Report the number of lines containing "desktop", with no other words.

(Dataset rows)
++++++++++

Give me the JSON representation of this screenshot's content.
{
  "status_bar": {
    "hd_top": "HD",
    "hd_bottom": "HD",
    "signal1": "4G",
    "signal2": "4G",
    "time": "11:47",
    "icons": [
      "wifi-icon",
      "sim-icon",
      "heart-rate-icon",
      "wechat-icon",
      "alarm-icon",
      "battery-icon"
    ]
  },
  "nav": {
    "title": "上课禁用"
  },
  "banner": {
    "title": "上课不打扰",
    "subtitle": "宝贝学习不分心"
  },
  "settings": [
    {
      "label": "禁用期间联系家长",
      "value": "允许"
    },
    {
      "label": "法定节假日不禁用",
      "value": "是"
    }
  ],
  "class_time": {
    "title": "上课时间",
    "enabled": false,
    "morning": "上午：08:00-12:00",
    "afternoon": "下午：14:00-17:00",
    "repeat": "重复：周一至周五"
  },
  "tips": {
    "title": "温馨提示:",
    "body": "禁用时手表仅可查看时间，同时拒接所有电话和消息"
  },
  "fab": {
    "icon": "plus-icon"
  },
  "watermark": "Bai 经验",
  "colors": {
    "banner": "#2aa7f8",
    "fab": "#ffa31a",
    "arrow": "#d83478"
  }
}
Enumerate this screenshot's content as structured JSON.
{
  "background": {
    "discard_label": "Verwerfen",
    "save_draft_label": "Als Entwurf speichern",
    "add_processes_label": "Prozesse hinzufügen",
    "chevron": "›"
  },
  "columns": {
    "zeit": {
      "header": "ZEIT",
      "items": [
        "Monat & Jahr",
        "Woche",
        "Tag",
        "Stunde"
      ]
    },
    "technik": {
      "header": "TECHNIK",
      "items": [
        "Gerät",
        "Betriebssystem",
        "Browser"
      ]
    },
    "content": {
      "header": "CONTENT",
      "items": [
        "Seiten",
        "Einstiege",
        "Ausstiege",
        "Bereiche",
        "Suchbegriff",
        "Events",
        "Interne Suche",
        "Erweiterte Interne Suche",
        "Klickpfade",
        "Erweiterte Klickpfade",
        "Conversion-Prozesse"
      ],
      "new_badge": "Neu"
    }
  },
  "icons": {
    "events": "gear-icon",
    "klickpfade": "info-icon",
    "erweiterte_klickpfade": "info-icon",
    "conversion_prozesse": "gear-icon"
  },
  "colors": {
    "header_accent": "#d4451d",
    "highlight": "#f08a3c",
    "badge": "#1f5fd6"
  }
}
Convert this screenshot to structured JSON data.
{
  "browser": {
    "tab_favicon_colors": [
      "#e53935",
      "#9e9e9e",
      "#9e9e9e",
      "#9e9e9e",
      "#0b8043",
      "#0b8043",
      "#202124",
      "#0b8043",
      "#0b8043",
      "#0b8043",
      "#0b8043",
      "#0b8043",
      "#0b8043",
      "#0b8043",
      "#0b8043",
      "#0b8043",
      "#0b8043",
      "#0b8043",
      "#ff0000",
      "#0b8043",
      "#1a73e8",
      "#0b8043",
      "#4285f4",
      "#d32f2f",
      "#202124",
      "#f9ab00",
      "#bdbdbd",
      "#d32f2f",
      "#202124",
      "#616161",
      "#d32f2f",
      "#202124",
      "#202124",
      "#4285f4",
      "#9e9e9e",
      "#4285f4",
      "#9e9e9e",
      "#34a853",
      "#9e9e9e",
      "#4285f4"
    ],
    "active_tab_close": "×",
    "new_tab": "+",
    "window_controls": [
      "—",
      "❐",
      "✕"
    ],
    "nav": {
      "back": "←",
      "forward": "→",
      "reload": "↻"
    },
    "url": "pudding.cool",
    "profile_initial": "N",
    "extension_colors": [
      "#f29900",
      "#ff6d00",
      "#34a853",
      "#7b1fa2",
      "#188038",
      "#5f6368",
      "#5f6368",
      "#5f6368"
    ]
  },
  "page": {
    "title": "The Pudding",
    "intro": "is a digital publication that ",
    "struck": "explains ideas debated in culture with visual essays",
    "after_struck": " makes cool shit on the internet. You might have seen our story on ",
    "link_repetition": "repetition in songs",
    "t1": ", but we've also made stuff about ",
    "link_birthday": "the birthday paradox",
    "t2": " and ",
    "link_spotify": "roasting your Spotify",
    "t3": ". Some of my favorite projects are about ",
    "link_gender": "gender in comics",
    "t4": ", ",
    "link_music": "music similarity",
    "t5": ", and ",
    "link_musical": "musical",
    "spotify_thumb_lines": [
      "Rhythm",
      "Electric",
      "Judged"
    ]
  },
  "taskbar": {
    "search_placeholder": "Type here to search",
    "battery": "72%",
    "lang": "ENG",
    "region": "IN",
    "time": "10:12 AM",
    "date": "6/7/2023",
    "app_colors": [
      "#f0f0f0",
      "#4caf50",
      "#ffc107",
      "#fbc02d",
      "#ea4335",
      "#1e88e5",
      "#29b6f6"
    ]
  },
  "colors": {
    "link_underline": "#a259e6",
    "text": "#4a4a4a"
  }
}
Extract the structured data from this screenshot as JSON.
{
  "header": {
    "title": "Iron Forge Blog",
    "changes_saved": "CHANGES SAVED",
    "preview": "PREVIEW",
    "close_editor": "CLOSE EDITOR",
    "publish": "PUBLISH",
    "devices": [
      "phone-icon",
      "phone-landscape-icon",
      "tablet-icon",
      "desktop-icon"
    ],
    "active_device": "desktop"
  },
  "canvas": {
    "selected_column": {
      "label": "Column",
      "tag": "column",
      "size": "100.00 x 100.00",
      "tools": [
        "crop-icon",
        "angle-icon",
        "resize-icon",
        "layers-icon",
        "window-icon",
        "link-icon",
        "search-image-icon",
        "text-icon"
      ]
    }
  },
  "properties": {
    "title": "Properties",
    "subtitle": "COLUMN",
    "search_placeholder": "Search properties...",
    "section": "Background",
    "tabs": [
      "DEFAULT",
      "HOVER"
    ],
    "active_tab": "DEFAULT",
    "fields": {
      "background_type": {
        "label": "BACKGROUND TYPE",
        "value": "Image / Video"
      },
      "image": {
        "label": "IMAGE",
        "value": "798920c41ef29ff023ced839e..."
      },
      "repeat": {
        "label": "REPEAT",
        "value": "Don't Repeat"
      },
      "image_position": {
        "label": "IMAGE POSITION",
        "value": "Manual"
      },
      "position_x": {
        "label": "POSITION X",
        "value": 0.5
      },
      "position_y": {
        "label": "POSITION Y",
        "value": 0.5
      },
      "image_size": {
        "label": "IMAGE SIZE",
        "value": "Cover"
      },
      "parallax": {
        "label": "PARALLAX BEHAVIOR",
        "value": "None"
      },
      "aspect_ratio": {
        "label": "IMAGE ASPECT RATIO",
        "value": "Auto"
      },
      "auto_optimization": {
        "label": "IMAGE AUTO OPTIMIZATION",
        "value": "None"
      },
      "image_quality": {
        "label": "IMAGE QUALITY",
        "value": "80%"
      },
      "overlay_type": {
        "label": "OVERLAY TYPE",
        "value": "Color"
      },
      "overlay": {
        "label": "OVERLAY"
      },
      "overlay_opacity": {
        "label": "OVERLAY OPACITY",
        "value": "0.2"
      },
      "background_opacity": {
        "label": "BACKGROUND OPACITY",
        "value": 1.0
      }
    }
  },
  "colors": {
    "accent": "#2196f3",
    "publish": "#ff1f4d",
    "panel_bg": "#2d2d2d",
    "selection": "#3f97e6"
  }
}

++++++++++

RESULT FOR THIS EXERCISE —
2